Exercise brief =>
Your task is to transcribe the data in full.

Data for processing =>
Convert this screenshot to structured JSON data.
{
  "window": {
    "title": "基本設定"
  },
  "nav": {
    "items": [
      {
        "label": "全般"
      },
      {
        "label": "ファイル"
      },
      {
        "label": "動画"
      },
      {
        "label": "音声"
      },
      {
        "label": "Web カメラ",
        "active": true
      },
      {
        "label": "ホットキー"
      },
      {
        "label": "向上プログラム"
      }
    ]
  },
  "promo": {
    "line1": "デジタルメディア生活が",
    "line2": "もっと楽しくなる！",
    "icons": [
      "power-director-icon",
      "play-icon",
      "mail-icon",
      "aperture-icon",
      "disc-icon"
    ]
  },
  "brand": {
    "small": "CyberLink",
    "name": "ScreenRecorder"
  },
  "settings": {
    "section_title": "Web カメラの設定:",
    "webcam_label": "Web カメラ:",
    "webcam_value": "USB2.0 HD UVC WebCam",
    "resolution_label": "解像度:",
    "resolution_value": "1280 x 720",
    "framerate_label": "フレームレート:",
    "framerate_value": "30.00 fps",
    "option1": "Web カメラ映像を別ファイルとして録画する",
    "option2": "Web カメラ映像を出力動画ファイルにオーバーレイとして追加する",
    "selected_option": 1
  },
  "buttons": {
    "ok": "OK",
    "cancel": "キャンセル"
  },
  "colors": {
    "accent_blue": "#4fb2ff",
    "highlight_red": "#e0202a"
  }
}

Task output =>
Convert this screenshot to structured JSON data.
{
  "window": {
    "title": "基本設定"
  },
  "nav": {
    "items": [
      {
        "label": "全般"
      },
      {
        "label": "ファイル"
      },
      {
        "label": "動画"
      },
      {
        "label": "音声"
      },
      {
        "label": "Web カメラ",
        "active": true
      },
      {
        "label": "ホットキー"
      },
      {
        "label": "向上プログラム"
      }
    ]
  },
  "promo": {
    "line1": "デジタルメディア生活が",
    "line2": "もっと楽しくなる！",
    "icons": [
      "power-director-icon",
      "play-icon",
      "mail-icon",
      "aperture-icon",
      "disc-icon"
    ]
  },
  "brand": {
    "small": "CyberLink",
    "name": "ScreenRecorder"
  },
  "settings": {
    "section_title": "Web カメラの設定:",
    "webcam_label": "Web カメラ:",
    "webcam_value": "USB2.0 HD UVC WebCam",
    "resolution_label": "解像度:",
    "resolution_value": "1280 x 720",
    "framerate_label": "フレームレート:",
    "framerate_value": "30.00 fps",
    "option1": "Web カメラ映像を別ファイルとして録画する",
    "option2": "Web カメラ映像を出力動画ファイルにオーバーレイとして追加する",
    "selected_option": 1
  },
  "buttons": {
    "ok": "OK",
    "cancel": "キャンセル"
  },
  "colors": {
    "accent_blue": "#4fb2ff",
    "highlight_red": "#e0202a"
  }
}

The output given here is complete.